(THE PROBLEM): Output the material word for word. Leave each picture out.

-.-.-

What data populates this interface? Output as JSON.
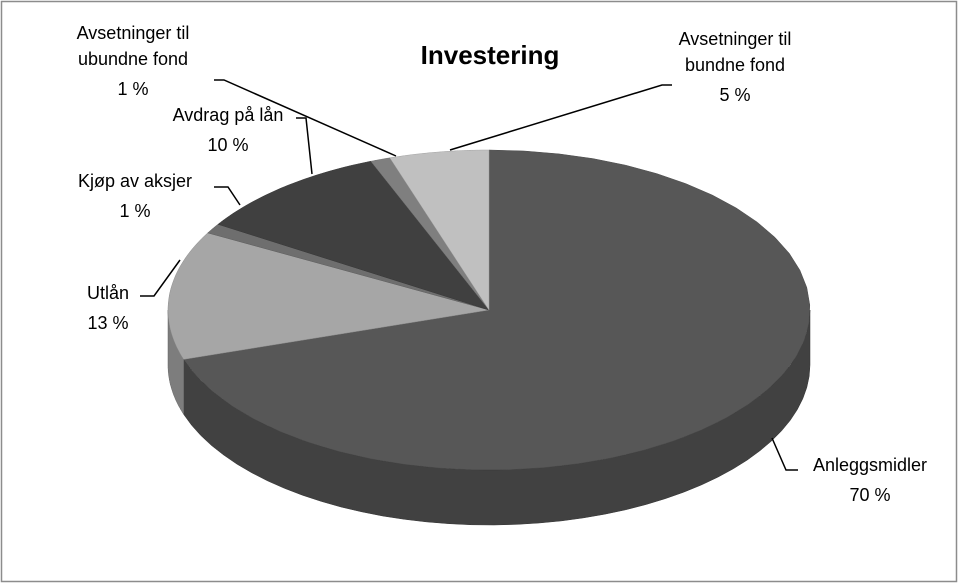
{
  "chart_data": {
    "type": "pie3d",
    "title": "Investering",
    "categories": [
      "Anleggsmidler",
      "Utlån",
      "Kjøp av aksjer",
      "Avdrag på lån",
      "Avsetninger til ubundne fond",
      "Avsetninger til bundne fond"
    ],
    "values": [
      70,
      13,
      1,
      10,
      1,
      5
    ],
    "value_labels": [
      "70 %",
      "13 %",
      "1 %",
      "10 %",
      "1 %",
      "5 %"
    ],
    "colors": [
      "#575757",
      "#a6a6a6",
      "#6e6e6e",
      "#404040",
      "#7f7f7f",
      "#c0c0c0"
    ]
  }
}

-.-.-

(OUTPUT BELOW):
What data populates this interface? Output as JSON.
{
  "chart_data": {
    "type": "pie3d",
    "title": "Investering",
    "categories": [
      "Anleggsmidler",
      "Utlån",
      "Kjøp av aksjer",
      "Avdrag på lån",
      "Avsetninger til ubundne fond",
      "Avsetninger til bundne fond"
    ],
    "values": [
      70,
      13,
      1,
      10,
      1,
      5
    ],
    "value_labels": [
      "70 %",
      "13 %",
      "1 %",
      "10 %",
      "1 %",
      "5 %"
    ],
    "colors": [
      "#575757",
      "#a6a6a6",
      "#6e6e6e",
      "#404040",
      "#7f7f7f",
      "#c0c0c0"
    ]
  }
}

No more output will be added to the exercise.